** Start Raw records **

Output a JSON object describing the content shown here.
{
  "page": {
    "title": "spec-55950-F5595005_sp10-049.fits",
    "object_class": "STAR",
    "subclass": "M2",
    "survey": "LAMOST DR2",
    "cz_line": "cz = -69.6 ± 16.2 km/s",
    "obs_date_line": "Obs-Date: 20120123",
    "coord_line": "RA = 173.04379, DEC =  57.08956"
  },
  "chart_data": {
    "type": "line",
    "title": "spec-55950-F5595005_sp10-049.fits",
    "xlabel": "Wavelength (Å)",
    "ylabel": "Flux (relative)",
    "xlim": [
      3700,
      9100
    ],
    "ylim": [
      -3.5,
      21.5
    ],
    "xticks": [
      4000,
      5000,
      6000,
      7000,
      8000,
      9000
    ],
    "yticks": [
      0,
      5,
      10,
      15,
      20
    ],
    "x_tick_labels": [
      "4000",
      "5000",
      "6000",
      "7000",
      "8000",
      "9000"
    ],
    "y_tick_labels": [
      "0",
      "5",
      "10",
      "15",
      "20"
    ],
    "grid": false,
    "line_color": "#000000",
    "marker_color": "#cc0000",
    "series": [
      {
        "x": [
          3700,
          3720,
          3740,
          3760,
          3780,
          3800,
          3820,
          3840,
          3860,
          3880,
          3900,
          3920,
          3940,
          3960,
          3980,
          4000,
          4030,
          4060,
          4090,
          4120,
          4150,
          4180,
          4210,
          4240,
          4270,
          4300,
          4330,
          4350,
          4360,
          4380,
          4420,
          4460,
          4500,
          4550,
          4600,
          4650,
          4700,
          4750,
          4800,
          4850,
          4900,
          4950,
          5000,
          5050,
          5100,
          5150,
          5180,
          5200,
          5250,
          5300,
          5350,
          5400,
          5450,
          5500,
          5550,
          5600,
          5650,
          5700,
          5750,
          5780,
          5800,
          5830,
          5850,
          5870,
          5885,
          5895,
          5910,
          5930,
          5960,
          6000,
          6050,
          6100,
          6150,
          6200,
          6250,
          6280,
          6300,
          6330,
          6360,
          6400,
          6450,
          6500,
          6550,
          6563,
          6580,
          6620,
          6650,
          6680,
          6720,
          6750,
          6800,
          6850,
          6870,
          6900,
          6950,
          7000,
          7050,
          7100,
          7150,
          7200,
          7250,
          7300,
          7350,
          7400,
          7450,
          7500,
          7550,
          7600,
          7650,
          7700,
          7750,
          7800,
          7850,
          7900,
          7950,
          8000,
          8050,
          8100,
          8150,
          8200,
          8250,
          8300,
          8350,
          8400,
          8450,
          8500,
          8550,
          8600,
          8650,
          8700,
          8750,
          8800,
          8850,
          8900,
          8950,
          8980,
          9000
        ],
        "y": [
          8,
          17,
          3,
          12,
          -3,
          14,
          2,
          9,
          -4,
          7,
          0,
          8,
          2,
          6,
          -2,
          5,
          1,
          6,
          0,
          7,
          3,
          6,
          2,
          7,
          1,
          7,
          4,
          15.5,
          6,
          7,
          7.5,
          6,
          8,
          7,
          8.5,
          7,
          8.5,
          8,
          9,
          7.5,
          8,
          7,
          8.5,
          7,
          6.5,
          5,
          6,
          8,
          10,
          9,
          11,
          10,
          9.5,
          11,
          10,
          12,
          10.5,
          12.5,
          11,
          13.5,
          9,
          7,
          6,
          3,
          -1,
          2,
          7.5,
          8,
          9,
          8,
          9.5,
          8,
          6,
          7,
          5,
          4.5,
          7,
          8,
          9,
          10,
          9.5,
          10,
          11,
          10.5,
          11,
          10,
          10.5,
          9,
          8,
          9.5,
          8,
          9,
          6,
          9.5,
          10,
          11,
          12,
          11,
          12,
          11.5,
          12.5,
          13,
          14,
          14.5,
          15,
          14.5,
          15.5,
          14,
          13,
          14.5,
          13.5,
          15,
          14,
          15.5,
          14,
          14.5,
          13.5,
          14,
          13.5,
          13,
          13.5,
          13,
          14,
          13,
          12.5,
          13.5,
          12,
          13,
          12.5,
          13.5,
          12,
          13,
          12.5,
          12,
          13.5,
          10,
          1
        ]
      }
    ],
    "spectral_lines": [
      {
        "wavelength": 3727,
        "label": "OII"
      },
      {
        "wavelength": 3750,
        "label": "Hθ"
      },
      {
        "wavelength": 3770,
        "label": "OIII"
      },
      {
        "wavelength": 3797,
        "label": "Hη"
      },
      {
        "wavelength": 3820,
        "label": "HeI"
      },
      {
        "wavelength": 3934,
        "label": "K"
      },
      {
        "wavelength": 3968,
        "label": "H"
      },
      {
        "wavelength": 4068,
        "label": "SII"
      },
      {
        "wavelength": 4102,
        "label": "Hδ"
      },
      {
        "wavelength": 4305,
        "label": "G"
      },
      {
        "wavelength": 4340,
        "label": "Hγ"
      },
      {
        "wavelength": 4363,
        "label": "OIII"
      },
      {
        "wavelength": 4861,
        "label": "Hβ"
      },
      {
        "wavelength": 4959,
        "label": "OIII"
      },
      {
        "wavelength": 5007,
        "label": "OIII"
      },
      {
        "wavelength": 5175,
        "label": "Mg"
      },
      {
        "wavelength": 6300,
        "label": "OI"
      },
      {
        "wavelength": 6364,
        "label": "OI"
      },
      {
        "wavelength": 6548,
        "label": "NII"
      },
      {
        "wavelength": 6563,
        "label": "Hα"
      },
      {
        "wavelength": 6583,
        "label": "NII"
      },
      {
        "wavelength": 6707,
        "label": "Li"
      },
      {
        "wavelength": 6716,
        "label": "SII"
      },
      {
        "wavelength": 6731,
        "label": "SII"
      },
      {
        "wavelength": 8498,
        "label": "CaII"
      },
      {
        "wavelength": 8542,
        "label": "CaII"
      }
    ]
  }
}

** End Raw records **

Set problem: Your task is to repeat the data exactly; please include every line.

The result:
Output a JSON object describing the content shown here.
{
  "page": {
    "title": "spec-55950-F5595005_sp10-049.fits",
    "object_class": "STAR",
    "subclass": "M2",
    "survey": "LAMOST DR2",
    "cz_line": "cz = -69.6 ± 16.2 km/s",
    "obs_date_line": "Obs-Date: 20120123",
    "coord_line": "RA = 173.04379, DEC =  57.08956"
  },
  "chart_data": {
    "type": "line",
    "title": "spec-55950-F5595005_sp10-049.fits",
    "xlabel": "Wavelength (Å)",
    "ylabel": "Flux (relative)",
    "xlim": [
      3700,
      9100
    ],
    "ylim": [
      -3.5,
      21.5
    ],
    "xticks": [
      4000,
      5000,
      6000,
      7000,
      8000,
      9000
    ],
    "yticks": [
      0,
      5,
      10,
      15,
      20
    ],
    "x_tick_labels": [
      "4000",
      "5000",
      "6000",
      "7000",
      "8000",
      "9000"
    ],
    "y_tick_labels": [
      "0",
      "5",
      "10",
      "15",
      "20"
    ],
    "grid": false,
    "line_color": "#000000",
    "marker_color": "#cc0000",
    "series": [
      {
        "x": [
          3700,
          3720,
          3740,
          3760,
          3780,
          3800,
          3820,
          3840,
          3860,
          3880,
          3900,
          3920,
          3940,
          3960,
          3980,
          4000,
          4030,
          4060,
          4090,
          4120,
          4150,
          4180,
          4210,
          4240,
          4270,
          4300,
          4330,
          4350,
          4360,
          4380,
          4420,
          4460,
          4500,
          4550,
          4600,
          4650,
          4700,
          4750,
          4800,
          4850,
          4900,
          4950,
          5000,
          5050,
          5100,
          5150,
          5180,
          5200,
          5250,
          5300,
          5350,
          5400,
          5450,
          5500,
          5550,
          5600,
          5650,
          5700,
          5750,
          5780,
          5800,
          5830,
          5850,
          5870,
          5885,
          5895,
          5910,
          5930,
          5960,
          6000,
          6050,
          6100,
          6150,
          6200,
          6250,
          6280,
          6300,
          6330,
          6360,
          6400,
          6450,
          6500,
          6550,
          6563,
          6580,
          6620,
          6650,
          6680,
          6720,
          6750,
          6800,
          6850,
          6870,
          6900,
          6950,
          7000,
          7050,
          7100,
          7150,
          7200,
          7250,
          7300,
          7350,
          7400,
          7450,
          7500,
          7550,
          7600,
          7650,
          7700,
          7750,
          7800,
          7850,
          7900,
          7950,
          8000,
          8050,
          8100,
          8150,
          8200,
          8250,
          8300,
          8350,
          8400,
          8450,
          8500,
          8550,
          8600,
          8650,
          8700,
          8750,
          8800,
          8850,
          8900,
          8950,
          8980,
          9000
        ],
        "y": [
          8,
          17,
          3,
          12,
          -3,
          14,
          2,
          9,
          -4,
          7,
          0,
          8,
          2,
          6,
          -2,
          5,
          1,
          6,
          0,
          7,
          3,
          6,
          2,
          7,
          1,
          7,
          4,
          15.5,
          6,
          7,
          7.5,
          6,
          8,
          7,
          8.5,
          7,
          8.5,
          8,
          9,
          7.5,
          8,
          7,
          8.5,
          7,
          6.5,
          5,
          6,
          8,
          10,
          9,
          11,
          10,
          9.5,
          11,
          10,
          12,
          10.5,
          12.5,
          11,
          13.5,
          9,
          7,
          6,
          3,
          -1,
          2,
          7.5,
          8,
          9,
          8,
          9.5,
          8,
          6,
          7,
          5,
          4.5,
          7,
          8,
          9,
          10,
          9.5,
          10,
          11,
          10.5,
          11,
          10,
          10.5,
          9,
          8,
          9.5,
          8,
          9,
          6,
          9.5,
          10,
          11,
          12,
          11,
          12,
          11.5,
          12.5,
          13,
          14,
          14.5,
          15,
          14.5,
          15.5,
          14,
          13,
          14.5,
          13.5,
          15,
          14,
          15.5,
          14,
          14.5,
          13.5,
          14,
          13.5,
          13,
          13.5,
          13,
          14,
          13,
          12.5,
          13.5,
          12,
          13,
          12.5,
          13.5,
          12,
          13,
          12.5,
          12,
          13.5,
          10,
          1
        ]
      }
    ],
    "spectral_lines": [
      {
        "wavelength": 3727,
        "label": "OII"
      },
      {
        "wavelength": 3750,
        "label": "Hθ"
      },
      {
        "wavelength": 3770,
        "label": "OIII"
      },
      {
        "wavelength": 3797,
        "label": "Hη"
      },
      {
        "wavelength": 3820,
        "label": "HeI"
      },
      {
        "wavelength": 3934,
        "label": "K"
      },
      {
        "wavelength": 3968,
        "label": "H"
      },
      {
        "wavelength": 4068,
        "label": "SII"
      },
      {
        "wavelength": 4102,
        "label": "Hδ"
      },
      {
        "wavelength": 4305,
        "label": "G"
      },
      {
        "wavelength": 4340,
        "label": "Hγ"
      },
      {
        "wavelength": 4363,
        "label": "OIII"
      },
      {
        "wavelength": 4861,
        "label": "Hβ"
      },
      {
        "wavelength": 4959,
        "label": "OIII"
      },
      {
        "wavelength": 5007,
        "label": "OIII"
      },
      {
        "wavelength": 5175,
        "label": "Mg"
      },
      {
        "wavelength": 6300,
        "label": "OI"
      },
      {
        "wavelength": 6364,
        "label": "OI"
      },
      {
        "wavelength": 6548,
        "label": "NII"
      },
      {
        "wavelength": 6563,
        "label": "Hα"
      },
      {
        "wavelength": 6583,
        "label": "NII"
      },
      {
        "wavelength": 6707,
        "label": "Li"
      },
      {
        "wavelength": 6716,
        "label": "SII"
      },
      {
        "wavelength": 6731,
        "label": "SII"
      },
      {
        "wavelength": 8498,
        "label": "CaII"
      },
      {
        "wavelength": 8542,
        "label": "CaII"
      }
    ]
  }
}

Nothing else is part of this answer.